_Task instructions_
Using the data below, find how many lines include the word "staff" and report that figure alone.

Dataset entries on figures
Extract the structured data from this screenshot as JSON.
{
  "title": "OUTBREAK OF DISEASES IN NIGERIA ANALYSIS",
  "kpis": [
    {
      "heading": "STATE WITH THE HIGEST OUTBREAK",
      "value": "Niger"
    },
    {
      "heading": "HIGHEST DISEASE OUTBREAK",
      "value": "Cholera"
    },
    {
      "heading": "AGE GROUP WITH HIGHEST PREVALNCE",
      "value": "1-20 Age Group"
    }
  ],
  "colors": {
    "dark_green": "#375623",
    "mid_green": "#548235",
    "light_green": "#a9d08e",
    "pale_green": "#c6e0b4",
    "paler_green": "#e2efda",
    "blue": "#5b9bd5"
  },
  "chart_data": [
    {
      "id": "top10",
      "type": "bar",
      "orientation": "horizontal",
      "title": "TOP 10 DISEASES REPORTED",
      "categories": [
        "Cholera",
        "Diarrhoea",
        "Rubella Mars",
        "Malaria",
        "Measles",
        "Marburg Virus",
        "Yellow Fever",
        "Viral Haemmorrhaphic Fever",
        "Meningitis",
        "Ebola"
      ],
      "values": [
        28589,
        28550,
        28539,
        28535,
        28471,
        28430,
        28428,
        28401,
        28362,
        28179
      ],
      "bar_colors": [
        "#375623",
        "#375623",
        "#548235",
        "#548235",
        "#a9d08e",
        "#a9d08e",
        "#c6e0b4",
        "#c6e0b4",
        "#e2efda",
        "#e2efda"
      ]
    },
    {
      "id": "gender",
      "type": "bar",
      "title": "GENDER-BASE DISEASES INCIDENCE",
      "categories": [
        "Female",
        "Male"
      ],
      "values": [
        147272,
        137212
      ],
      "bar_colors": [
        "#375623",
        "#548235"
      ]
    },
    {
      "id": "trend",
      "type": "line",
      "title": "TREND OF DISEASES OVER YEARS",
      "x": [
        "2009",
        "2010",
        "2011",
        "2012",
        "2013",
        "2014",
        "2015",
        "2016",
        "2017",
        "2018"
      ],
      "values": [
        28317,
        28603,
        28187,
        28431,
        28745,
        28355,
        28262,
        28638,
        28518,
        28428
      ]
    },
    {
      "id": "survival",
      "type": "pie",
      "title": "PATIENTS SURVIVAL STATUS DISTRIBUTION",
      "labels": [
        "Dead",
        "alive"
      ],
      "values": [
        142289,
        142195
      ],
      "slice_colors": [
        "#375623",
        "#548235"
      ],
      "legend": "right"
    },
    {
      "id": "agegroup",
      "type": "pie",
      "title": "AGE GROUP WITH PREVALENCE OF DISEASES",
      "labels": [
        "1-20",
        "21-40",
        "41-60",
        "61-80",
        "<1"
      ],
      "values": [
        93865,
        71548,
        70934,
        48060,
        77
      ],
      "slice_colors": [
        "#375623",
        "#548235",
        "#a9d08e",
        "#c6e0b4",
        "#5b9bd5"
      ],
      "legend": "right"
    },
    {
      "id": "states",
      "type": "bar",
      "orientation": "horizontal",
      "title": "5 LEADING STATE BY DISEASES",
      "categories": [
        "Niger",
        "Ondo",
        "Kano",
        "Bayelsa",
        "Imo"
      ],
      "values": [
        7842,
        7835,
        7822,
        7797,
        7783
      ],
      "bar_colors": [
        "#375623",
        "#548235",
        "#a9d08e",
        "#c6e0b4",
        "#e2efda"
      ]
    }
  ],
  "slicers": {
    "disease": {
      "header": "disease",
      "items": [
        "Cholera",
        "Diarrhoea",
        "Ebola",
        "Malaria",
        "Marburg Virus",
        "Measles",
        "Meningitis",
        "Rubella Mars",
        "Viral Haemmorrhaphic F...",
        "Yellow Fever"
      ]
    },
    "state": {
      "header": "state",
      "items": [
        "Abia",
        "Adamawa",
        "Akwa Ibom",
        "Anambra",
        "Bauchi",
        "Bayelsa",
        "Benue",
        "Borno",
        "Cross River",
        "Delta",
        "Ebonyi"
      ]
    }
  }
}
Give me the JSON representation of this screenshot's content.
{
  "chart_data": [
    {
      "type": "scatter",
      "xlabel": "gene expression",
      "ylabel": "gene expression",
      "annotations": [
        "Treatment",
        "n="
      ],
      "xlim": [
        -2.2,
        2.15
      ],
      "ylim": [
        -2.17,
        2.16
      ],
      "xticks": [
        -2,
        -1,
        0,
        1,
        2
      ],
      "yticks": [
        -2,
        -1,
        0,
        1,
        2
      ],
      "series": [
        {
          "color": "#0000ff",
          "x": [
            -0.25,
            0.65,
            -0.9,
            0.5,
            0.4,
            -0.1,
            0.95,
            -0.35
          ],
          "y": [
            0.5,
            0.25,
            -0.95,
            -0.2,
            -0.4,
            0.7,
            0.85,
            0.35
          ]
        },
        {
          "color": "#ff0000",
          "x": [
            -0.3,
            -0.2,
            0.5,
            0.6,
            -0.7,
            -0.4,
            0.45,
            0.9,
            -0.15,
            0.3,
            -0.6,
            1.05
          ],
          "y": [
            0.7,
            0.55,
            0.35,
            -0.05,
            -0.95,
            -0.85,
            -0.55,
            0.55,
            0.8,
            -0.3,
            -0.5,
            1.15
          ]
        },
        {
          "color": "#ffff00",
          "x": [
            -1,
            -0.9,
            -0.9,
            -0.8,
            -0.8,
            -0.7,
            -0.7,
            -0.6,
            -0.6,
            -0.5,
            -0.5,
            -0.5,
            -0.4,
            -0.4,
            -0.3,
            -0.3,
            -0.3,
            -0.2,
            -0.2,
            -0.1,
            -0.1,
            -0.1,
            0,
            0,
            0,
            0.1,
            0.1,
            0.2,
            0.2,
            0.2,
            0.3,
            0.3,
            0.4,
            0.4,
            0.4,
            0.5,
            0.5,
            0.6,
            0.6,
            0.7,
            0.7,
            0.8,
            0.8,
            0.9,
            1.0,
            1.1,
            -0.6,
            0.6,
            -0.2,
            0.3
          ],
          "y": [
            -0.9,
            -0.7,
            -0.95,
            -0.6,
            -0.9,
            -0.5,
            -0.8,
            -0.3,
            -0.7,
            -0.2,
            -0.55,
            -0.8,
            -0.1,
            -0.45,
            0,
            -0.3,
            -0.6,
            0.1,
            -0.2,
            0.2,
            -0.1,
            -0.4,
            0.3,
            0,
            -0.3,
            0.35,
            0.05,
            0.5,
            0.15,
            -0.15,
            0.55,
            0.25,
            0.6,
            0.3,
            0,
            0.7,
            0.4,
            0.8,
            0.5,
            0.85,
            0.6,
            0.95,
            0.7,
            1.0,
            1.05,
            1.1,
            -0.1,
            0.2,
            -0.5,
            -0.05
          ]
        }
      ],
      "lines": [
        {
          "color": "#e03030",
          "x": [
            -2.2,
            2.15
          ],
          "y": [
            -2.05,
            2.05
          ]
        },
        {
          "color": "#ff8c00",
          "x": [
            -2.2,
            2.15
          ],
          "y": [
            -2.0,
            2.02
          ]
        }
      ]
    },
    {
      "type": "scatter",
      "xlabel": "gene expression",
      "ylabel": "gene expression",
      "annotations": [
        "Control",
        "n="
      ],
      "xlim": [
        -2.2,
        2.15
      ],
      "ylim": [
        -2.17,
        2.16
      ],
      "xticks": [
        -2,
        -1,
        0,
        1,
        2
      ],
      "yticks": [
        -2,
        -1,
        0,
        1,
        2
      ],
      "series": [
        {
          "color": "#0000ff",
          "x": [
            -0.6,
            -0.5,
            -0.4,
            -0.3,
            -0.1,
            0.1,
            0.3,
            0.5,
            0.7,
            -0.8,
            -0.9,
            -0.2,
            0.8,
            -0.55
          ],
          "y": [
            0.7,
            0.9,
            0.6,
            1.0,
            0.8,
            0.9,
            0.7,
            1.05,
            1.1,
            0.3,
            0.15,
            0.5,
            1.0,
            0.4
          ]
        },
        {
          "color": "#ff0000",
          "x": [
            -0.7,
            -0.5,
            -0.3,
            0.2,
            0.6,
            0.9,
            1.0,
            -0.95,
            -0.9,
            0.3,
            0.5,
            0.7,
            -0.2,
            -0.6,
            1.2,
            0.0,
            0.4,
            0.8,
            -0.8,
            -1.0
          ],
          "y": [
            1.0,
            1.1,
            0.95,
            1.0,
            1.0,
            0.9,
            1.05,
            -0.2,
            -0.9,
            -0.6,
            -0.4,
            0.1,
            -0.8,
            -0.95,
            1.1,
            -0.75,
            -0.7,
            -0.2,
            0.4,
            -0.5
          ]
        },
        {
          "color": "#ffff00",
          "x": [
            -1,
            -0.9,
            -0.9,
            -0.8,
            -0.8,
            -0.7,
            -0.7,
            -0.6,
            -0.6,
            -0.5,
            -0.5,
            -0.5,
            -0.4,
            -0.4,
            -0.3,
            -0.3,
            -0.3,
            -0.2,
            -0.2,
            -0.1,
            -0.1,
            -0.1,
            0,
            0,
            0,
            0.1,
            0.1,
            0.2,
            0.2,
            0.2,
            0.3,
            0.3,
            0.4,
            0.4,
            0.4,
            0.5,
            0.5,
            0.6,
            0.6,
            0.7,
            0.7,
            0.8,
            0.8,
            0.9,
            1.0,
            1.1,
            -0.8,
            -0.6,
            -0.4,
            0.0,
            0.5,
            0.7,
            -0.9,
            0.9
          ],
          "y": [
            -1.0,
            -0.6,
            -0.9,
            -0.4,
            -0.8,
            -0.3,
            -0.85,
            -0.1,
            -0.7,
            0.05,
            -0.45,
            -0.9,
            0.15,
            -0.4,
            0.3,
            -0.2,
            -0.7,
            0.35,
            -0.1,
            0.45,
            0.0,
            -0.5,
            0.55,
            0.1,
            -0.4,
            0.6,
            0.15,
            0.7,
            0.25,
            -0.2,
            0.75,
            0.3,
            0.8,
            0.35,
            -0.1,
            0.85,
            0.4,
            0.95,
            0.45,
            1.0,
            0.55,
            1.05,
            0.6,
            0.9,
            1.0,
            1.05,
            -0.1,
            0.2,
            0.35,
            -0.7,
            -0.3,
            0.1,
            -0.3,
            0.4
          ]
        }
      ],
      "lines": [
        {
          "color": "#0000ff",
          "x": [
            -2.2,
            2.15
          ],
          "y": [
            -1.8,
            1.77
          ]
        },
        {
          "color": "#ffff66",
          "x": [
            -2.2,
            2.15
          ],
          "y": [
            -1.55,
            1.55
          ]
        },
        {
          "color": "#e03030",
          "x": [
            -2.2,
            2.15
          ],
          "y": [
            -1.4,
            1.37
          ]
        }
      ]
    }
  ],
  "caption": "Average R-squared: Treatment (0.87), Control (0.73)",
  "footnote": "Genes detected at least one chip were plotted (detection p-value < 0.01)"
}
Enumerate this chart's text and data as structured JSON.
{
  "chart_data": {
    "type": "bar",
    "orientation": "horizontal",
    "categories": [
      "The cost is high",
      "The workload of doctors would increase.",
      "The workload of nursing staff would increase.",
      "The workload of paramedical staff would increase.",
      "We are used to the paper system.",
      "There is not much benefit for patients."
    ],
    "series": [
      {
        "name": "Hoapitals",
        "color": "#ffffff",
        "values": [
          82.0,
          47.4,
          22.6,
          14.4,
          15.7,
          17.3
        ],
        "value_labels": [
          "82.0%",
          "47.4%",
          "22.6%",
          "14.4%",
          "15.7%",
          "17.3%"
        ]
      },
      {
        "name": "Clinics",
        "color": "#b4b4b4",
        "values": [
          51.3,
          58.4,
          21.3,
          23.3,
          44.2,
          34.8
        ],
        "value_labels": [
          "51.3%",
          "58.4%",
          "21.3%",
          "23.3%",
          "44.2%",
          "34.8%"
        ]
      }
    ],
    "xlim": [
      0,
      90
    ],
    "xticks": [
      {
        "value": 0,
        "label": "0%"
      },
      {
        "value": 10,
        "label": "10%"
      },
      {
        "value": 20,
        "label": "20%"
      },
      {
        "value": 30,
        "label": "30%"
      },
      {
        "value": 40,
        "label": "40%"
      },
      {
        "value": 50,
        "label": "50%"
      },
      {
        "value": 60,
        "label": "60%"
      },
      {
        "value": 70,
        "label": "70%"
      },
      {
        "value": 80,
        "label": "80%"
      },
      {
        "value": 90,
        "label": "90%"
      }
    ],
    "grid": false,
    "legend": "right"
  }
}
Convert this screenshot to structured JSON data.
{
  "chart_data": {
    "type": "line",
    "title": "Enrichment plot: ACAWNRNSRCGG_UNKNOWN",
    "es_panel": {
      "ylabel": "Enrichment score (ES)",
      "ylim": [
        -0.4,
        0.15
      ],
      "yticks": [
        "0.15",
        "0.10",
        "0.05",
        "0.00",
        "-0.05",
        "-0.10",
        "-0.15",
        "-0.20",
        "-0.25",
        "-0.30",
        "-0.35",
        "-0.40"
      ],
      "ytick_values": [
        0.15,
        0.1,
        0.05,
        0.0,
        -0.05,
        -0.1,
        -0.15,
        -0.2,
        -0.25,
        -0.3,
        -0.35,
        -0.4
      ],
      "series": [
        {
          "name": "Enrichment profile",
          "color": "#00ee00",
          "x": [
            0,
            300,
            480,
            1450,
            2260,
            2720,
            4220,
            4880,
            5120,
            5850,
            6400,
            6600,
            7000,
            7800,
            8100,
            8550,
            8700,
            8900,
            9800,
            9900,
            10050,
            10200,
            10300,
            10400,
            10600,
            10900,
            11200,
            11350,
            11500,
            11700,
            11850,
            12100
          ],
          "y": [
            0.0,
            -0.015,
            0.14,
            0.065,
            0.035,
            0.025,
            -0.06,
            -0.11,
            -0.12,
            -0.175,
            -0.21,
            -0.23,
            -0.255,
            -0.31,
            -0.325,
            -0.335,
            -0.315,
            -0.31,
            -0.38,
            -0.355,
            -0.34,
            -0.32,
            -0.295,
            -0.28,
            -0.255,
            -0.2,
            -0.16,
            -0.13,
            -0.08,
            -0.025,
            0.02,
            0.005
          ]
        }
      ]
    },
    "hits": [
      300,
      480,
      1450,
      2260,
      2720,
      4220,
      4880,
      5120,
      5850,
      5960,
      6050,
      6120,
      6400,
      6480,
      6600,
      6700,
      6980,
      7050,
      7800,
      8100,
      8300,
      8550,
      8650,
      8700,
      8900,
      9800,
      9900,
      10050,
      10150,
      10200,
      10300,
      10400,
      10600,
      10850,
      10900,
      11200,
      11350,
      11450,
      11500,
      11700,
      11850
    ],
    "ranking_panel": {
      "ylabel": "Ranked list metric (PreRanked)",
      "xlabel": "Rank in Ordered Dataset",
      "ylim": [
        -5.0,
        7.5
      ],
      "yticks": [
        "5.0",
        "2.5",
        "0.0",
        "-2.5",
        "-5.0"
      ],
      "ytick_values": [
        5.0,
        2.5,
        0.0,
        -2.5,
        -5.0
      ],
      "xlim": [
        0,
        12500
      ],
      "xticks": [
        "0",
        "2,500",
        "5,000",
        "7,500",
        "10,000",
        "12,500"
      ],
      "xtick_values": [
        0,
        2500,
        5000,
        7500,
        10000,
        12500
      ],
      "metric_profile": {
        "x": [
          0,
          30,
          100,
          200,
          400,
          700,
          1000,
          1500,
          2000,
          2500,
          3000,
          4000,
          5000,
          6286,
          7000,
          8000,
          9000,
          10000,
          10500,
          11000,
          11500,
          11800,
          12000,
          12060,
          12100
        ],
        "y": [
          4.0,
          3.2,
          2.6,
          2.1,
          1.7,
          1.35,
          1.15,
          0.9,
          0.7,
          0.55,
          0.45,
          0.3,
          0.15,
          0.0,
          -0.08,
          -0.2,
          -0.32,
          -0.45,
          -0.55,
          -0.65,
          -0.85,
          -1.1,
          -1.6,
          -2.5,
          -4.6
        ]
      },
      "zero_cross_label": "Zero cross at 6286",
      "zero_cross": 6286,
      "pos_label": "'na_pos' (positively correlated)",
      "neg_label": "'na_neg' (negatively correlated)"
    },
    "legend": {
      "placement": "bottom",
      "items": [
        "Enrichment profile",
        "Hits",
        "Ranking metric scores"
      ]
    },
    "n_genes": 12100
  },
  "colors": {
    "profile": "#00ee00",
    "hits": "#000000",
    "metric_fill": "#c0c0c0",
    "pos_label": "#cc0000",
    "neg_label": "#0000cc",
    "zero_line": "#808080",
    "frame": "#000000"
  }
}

_Exercise solution_
2